EXERCISE BRIEF:
Rewrite all of the material below, changing every "long-term-point" to "stability-point" and keeping everything else the same.

DATA SUPPLIED:
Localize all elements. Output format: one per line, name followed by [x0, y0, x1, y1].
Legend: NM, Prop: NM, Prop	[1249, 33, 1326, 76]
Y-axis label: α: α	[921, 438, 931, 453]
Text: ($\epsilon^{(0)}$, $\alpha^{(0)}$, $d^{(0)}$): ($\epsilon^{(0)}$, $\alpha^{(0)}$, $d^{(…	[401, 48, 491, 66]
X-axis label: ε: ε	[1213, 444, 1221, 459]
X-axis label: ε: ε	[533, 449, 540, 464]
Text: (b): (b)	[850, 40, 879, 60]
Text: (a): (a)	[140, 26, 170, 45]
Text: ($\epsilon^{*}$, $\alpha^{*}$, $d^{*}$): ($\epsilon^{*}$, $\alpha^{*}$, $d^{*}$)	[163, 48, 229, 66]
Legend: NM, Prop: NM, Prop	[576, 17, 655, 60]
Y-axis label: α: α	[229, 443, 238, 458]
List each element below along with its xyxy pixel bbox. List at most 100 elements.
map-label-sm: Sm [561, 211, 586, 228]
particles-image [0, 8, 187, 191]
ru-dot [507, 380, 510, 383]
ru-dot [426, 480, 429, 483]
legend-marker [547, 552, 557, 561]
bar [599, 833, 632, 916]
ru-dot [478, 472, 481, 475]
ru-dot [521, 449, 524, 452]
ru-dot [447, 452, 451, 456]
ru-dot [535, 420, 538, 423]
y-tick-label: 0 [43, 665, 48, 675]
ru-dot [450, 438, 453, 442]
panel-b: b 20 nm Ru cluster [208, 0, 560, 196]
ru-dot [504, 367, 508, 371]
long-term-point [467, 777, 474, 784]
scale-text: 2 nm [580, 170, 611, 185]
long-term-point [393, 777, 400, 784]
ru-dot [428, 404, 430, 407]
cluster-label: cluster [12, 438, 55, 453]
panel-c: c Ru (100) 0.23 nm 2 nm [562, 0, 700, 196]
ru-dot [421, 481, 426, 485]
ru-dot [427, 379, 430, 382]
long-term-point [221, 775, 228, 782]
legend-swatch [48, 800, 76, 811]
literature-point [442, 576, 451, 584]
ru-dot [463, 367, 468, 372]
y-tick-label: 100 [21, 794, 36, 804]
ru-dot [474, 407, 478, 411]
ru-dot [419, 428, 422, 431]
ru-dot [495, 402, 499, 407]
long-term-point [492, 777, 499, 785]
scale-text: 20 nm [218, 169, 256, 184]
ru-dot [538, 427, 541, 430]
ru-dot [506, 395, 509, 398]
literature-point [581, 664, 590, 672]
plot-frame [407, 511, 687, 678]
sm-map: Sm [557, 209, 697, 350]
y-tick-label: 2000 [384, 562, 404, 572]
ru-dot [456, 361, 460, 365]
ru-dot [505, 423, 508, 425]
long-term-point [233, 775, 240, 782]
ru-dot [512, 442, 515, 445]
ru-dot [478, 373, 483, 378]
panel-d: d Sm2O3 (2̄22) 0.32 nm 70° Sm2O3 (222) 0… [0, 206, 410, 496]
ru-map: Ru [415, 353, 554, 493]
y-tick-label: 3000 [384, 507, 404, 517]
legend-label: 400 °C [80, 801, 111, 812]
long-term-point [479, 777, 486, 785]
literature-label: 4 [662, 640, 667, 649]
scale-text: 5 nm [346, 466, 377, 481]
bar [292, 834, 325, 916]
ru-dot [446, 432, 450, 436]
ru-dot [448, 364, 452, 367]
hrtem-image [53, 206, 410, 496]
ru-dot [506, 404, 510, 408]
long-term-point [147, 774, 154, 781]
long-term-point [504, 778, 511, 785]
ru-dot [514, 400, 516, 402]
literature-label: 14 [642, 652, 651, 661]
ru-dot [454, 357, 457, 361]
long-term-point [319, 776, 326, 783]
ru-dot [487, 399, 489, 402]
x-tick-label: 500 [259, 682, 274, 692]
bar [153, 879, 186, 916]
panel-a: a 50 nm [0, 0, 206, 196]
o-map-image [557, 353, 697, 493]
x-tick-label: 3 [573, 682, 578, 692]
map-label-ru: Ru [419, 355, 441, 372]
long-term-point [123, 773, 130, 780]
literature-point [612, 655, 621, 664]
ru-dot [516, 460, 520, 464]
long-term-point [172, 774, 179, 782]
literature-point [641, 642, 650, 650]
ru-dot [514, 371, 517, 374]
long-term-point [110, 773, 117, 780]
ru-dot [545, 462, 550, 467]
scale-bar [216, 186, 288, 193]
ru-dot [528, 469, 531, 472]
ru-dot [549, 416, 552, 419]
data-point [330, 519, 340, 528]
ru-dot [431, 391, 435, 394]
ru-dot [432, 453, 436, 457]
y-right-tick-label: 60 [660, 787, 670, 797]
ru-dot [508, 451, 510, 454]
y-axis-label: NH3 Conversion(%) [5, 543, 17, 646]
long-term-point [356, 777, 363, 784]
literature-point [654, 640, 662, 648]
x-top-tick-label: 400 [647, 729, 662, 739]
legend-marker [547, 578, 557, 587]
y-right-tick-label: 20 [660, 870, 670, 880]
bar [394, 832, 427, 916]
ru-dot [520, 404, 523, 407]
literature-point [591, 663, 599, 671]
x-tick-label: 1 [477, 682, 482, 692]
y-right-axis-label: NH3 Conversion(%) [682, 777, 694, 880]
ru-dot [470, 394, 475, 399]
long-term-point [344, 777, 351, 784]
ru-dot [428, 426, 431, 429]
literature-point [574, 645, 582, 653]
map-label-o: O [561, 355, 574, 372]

OUTPUT BELOW:
Localize all elements. Output format: one per line, name followed by [x0, y0, x1, y1].
Legend: NM, Prop: NM, Prop	[1249, 33, 1326, 76]
Y-axis label: α: α	[921, 438, 931, 453]
Text: ($\epsilon^{(0)}$, $\alpha^{(0)}$, $d^{(0)}$): ($\epsilon^{(0)}$, $\alpha^{(0)}$, $d^{(…	[401, 48, 491, 66]
X-axis label: ε: ε	[1213, 444, 1221, 459]
X-axis label: ε: ε	[533, 449, 540, 464]
Text: (b): (b)	[850, 40, 879, 60]
Text: (a): (a)	[140, 26, 170, 45]
Text: ($\epsilon^{*}$, $\alpha^{*}$, $d^{*}$): ($\epsilon^{*}$, $\alpha^{*}$, $d^{*}$)	[163, 48, 229, 66]
Legend: NM, Prop: NM, Prop	[576, 17, 655, 60]
Y-axis label: α: α	[229, 443, 238, 458]
List each element below along with its xyxy pixel bbox. List at most 100 elements.
map-label-sm: Sm [561, 211, 586, 228]
particles-image [0, 8, 187, 191]
ru-dot [507, 380, 510, 383]
ru-dot [426, 480, 429, 483]
legend-marker [547, 552, 557, 561]
bar [599, 833, 632, 916]
ru-dot [478, 472, 481, 475]
ru-dot [521, 449, 524, 452]
ru-dot [447, 452, 451, 456]
ru-dot [535, 420, 538, 423]
y-tick-label: 0 [43, 665, 48, 675]
ru-dot [450, 438, 453, 442]
panel-b: b 20 nm Ru cluster [208, 0, 560, 196]
ru-dot [504, 367, 508, 371]
stability-point [467, 777, 474, 784]
scale-text: 2 nm [580, 170, 611, 185]
stability-point [393, 777, 400, 784]
ru-dot [428, 404, 430, 407]
cluster-label: cluster [12, 438, 55, 453]
panel-c: c Ru (100) 0.23 nm 2 nm [562, 0, 700, 196]
ru-dot [421, 481, 426, 485]
ru-dot [427, 379, 430, 382]
stability-point [221, 775, 228, 782]
legend-swatch [48, 800, 76, 811]
literature-point [442, 576, 451, 584]
ru-dot [463, 367, 468, 372]
y-tick-label: 100 [21, 794, 36, 804]
ru-dot [474, 407, 478, 411]
ru-dot [419, 428, 422, 431]
ru-dot [495, 402, 499, 407]
stability-point [492, 777, 499, 785]
scale-text: 20 nm [218, 169, 256, 184]
ru-dot [538, 427, 541, 430]
ru-dot [506, 395, 509, 398]
literature-point [581, 664, 590, 672]
plot-frame [407, 511, 687, 678]
sm-map: Sm [557, 209, 697, 350]
y-tick-label: 2000 [384, 562, 404, 572]
ru-dot [456, 361, 460, 365]
ru-dot [505, 423, 508, 425]
stability-point [233, 775, 240, 782]
ru-dot [512, 442, 515, 445]
ru-dot [478, 373, 483, 378]
panel-d: d Sm2O3 (2̄22) 0.32 nm 70° Sm2O3 (222) 0… [0, 206, 410, 496]
ru-map: Ru [415, 353, 554, 493]
y-tick-label: 3000 [384, 507, 404, 517]
legend-label: 400 °C [80, 801, 111, 812]
stability-point [479, 777, 486, 785]
literature-label: 4 [662, 640, 667, 649]
scale-text: 5 nm [346, 466, 377, 481]
bar [292, 834, 325, 916]
ru-dot [446, 432, 450, 436]
ru-dot [448, 364, 452, 367]
hrtem-image [53, 206, 410, 496]
ru-dot [506, 404, 510, 408]
stability-point [147, 774, 154, 781]
stability-point [504, 778, 511, 785]
ru-dot [514, 400, 516, 402]
literature-label: 14 [642, 652, 651, 661]
ru-dot [454, 357, 457, 361]
stability-point [319, 776, 326, 783]
ru-dot [487, 399, 489, 402]
x-tick-label: 500 [259, 682, 274, 692]
bar [153, 879, 186, 916]
panel-a: a 50 nm [0, 0, 206, 196]
o-map-image [557, 353, 697, 493]
x-tick-label: 3 [573, 682, 578, 692]
map-label-ru: Ru [419, 355, 441, 372]
stability-point [123, 773, 130, 780]
literature-point [612, 655, 621, 664]
ru-dot [516, 460, 520, 464]
stability-point [172, 774, 179, 782]
literature-point [641, 642, 650, 650]
ru-dot [514, 371, 517, 374]
stability-point [110, 773, 117, 780]
ru-dot [545, 462, 550, 467]
scale-bar [216, 186, 288, 193]
ru-dot [528, 469, 531, 472]
ru-dot [549, 416, 552, 419]
data-point [330, 519, 340, 528]
ru-dot [431, 391, 435, 394]
ru-dot [432, 453, 436, 457]
y-right-tick-label: 60 [660, 787, 670, 797]
ru-dot [508, 451, 510, 454]
y-axis-label: NH3 Conversion(%) [5, 543, 17, 646]
stability-point [356, 777, 363, 784]
literature-point [654, 640, 662, 648]
x-top-tick-label: 400 [647, 729, 662, 739]
legend-marker [547, 578, 557, 587]
y-right-tick-label: 20 [660, 870, 670, 880]
bar [394, 832, 427, 916]
ru-dot [520, 404, 523, 407]
literature-point [591, 663, 599, 671]
x-tick-label: 1 [477, 682, 482, 692]
y-right-axis-label: NH3 Conversion(%) [682, 777, 694, 880]
ru-dot [470, 394, 475, 399]
stability-point [344, 777, 351, 784]
ru-dot [428, 426, 431, 429]
literature-point [574, 645, 582, 653]
map-label-o: O [561, 355, 574, 372]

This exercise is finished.